| Exercise brief |
Update the stretch from the start of the material through the line containing "description-textarea[interactable]: [83, 209, 995, 288]", replacing "chevron-down-icon" with "dropdown-arrow-icon" and leaving everything else unchanged.

| Supplied information |
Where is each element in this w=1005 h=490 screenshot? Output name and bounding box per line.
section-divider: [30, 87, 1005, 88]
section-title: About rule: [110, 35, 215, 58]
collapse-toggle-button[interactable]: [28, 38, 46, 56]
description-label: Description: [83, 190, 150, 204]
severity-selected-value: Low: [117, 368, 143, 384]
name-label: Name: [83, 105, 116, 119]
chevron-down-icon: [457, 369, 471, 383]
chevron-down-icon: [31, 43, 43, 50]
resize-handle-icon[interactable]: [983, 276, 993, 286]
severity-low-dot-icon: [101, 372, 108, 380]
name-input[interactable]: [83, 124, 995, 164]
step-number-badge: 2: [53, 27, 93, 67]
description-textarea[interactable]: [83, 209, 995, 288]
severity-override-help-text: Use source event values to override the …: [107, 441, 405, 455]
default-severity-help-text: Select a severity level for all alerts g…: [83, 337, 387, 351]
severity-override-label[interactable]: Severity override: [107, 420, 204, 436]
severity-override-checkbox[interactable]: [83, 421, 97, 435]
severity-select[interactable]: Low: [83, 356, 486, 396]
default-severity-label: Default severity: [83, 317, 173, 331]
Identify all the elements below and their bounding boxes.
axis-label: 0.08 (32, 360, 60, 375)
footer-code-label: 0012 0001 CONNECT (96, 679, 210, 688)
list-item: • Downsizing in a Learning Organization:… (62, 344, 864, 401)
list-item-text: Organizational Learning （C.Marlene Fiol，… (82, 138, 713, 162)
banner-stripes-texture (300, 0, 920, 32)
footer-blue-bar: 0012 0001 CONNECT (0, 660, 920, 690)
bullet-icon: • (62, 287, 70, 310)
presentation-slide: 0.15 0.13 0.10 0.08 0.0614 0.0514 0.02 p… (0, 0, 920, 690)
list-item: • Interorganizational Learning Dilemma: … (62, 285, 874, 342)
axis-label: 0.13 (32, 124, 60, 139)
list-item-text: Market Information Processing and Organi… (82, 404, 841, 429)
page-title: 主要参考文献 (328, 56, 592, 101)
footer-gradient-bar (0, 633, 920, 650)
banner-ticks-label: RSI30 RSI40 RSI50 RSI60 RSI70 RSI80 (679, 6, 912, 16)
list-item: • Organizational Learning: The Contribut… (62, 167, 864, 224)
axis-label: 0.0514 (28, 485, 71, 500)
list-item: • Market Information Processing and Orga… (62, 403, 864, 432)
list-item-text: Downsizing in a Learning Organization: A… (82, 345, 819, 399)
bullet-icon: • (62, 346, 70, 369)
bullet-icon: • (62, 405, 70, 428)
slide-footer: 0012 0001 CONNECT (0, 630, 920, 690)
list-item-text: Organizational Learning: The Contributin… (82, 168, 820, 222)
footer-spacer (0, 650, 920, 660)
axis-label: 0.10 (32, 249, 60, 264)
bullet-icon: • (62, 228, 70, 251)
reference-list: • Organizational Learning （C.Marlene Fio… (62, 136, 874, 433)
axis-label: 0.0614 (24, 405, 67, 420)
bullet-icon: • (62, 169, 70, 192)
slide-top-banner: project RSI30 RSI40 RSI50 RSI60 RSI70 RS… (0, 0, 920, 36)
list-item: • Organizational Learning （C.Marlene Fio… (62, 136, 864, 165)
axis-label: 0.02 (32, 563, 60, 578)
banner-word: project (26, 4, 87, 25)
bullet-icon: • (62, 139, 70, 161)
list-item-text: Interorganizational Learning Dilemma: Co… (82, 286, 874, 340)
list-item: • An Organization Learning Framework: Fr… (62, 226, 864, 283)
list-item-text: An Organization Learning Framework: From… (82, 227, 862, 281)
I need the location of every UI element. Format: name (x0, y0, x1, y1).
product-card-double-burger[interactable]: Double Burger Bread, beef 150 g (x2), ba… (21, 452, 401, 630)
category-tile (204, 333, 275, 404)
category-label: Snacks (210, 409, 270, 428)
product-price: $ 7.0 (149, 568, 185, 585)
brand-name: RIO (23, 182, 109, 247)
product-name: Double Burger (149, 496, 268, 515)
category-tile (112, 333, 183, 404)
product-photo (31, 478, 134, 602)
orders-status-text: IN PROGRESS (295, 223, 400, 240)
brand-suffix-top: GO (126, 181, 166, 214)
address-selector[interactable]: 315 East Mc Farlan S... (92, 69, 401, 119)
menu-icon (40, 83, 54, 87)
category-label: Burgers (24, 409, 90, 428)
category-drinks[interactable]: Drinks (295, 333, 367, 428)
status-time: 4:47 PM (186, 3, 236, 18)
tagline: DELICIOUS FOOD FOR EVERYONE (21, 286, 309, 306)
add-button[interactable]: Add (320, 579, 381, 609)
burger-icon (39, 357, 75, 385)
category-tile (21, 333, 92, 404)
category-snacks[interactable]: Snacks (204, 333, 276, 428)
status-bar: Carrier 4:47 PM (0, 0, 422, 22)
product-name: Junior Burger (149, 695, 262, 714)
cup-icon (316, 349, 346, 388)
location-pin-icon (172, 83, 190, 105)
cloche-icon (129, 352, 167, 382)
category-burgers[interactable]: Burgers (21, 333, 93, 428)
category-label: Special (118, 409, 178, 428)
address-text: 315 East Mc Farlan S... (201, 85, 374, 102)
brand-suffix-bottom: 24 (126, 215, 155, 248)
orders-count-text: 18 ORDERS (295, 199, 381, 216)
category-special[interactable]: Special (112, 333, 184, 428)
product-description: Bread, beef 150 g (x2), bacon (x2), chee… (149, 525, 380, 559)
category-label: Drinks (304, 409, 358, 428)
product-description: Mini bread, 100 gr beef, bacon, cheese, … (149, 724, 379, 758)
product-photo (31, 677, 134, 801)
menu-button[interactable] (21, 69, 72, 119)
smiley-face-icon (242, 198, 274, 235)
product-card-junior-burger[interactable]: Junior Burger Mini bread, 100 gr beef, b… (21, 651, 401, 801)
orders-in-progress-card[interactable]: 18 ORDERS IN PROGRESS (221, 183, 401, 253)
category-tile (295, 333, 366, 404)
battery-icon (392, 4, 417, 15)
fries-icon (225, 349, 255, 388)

| Solution to the exercise |
Where is each element in this w=1005 h=490 screenshot? Output name and bounding box per line.
section-divider: [30, 87, 1005, 88]
section-title: About rule: [110, 35, 215, 58]
collapse-toggle-button[interactable]: [28, 38, 46, 56]
description-label: Description: [83, 190, 150, 204]
severity-selected-value: Low: [117, 368, 143, 384]
name-label: Name: [83, 105, 116, 119]
dropdown-arrow-icon: [457, 369, 471, 383]
dropdown-arrow-icon: [31, 43, 43, 50]
resize-handle-icon[interactable]: [983, 276, 993, 286]
severity-low-dot-icon: [101, 372, 108, 380]
name-input[interactable]: [83, 124, 995, 164]
step-number-badge: 2: [53, 27, 93, 67]
description-textarea[interactable]: [83, 209, 995, 288]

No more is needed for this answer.